[Annotated element entries]
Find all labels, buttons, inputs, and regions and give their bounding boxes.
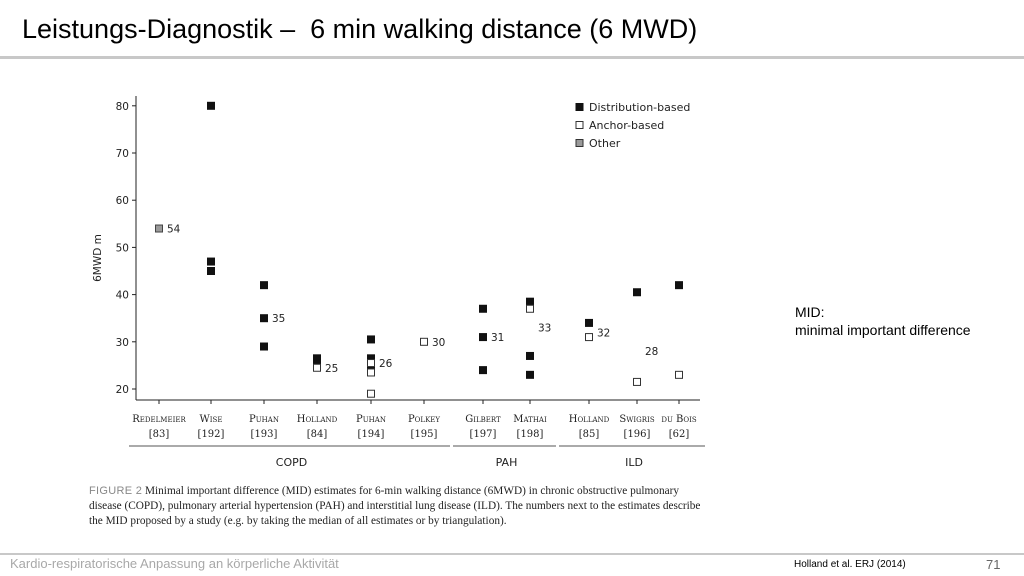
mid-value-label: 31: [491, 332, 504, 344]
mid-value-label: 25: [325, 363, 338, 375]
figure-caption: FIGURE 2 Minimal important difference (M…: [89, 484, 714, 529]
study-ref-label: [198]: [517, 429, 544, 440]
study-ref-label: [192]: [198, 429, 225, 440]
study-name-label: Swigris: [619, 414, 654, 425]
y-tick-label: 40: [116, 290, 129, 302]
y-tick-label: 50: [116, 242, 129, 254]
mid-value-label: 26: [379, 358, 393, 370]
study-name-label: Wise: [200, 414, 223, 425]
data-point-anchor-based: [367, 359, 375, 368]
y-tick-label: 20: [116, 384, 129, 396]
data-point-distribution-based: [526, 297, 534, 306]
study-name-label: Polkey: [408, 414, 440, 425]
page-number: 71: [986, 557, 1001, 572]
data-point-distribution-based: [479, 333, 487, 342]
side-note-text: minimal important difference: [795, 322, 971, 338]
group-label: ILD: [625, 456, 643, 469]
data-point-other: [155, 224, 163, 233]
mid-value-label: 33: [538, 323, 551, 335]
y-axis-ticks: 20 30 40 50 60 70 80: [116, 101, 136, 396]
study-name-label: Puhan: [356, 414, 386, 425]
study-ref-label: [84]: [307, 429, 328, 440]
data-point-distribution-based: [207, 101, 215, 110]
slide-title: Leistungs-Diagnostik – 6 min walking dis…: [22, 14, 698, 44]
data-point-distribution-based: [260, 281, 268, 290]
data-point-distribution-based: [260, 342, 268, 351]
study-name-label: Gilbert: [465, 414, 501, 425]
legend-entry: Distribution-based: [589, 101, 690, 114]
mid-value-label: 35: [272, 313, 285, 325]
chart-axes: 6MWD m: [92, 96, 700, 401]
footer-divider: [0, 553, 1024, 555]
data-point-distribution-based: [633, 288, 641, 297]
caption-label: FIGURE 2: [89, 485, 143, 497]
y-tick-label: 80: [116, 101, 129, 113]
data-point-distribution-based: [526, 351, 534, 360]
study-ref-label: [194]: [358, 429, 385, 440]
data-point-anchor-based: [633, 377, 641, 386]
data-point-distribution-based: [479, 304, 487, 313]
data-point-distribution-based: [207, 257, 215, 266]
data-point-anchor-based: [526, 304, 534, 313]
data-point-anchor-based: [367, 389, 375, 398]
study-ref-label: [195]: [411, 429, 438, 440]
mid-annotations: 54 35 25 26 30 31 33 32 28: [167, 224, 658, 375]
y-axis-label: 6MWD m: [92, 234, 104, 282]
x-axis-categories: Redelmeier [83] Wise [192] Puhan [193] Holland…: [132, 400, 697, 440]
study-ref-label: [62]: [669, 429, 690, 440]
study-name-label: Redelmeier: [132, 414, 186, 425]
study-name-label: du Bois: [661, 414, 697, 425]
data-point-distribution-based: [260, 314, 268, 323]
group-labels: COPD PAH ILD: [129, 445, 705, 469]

[Work required]:
Rewrite all of the data above, swapping every "study-name-label" for "study-author-label" and changing nothing else. Omit the pictures.

[Problem solution]:
Find all labels, buttons, inputs, and regions and give their bounding boxes.
mid-value-label: 31: [491, 332, 504, 344]
mid-value-label: 25: [325, 363, 338, 375]
figure-caption: FIGURE 2 Minimal important difference (M…: [89, 484, 714, 529]
study-ref-label: [198]: [517, 429, 544, 440]
study-ref-label: [192]: [198, 429, 225, 440]
study-author-label: Swigris: [619, 414, 654, 425]
y-tick-label: 40: [116, 290, 129, 302]
y-tick-label: 50: [116, 242, 129, 254]
mid-value-label: 26: [379, 358, 393, 370]
study-author-label: Wise: [200, 414, 223, 425]
data-point-anchor-based: [367, 359, 375, 368]
y-tick-label: 20: [116, 384, 129, 396]
data-point-distribution-based: [526, 297, 534, 306]
study-author-label: Polkey: [408, 414, 440, 425]
page-number: 71: [986, 557, 1001, 572]
data-point-distribution-based: [479, 333, 487, 342]
side-note-text: minimal important difference: [795, 322, 971, 338]
group-label: ILD: [625, 456, 643, 469]
data-point-other: [155, 224, 163, 233]
mid-value-label: 33: [538, 323, 551, 335]
y-axis-ticks: 20 30 40 50 60 70 80: [116, 101, 136, 396]
study-author-label: Puhan: [356, 414, 386, 425]
study-ref-label: [84]: [307, 429, 328, 440]
data-point-distribution-based: [207, 101, 215, 110]
slide-title: Leistungs-Diagnostik – 6 min walking dis…: [22, 14, 698, 44]
data-point-distribution-based: [260, 281, 268, 290]
data-point-distribution-based: [260, 342, 268, 351]
study-author-label: Gilbert: [465, 414, 501, 425]
legend-entry: Distribution-based: [589, 101, 690, 114]
mid-value-label: 35: [272, 313, 285, 325]
chart-axes: 6MWD m: [92, 96, 700, 401]
footer-divider: [0, 553, 1024, 555]
data-point-distribution-based: [633, 288, 641, 297]
caption-label: FIGURE 2: [89, 485, 143, 497]
y-tick-label: 80: [116, 101, 129, 113]
data-point-distribution-based: [526, 351, 534, 360]
study-ref-label: [194]: [358, 429, 385, 440]
data-point-anchor-based: [633, 377, 641, 386]
data-point-distribution-based: [479, 304, 487, 313]
data-point-distribution-based: [207, 257, 215, 266]
data-point-anchor-based: [526, 304, 534, 313]
data-point-anchor-based: [367, 389, 375, 398]
study-ref-label: [195]: [411, 429, 438, 440]
mid-annotations: 54 35 25 26 30 31 33 32 28: [167, 224, 658, 375]
y-axis-label: 6MWD m: [92, 234, 104, 282]
x-axis-categories: Redelmeier [83] Wise [192] Puhan [193] Holland…: [132, 400, 697, 440]
study-ref-label: [62]: [669, 429, 690, 440]
study-author-label: Redelmeier: [132, 414, 186, 425]
study-author-label: du Bois: [661, 414, 697, 425]
data-point-distribution-based: [260, 314, 268, 323]
group-labels: COPD PAH ILD: [129, 445, 705, 469]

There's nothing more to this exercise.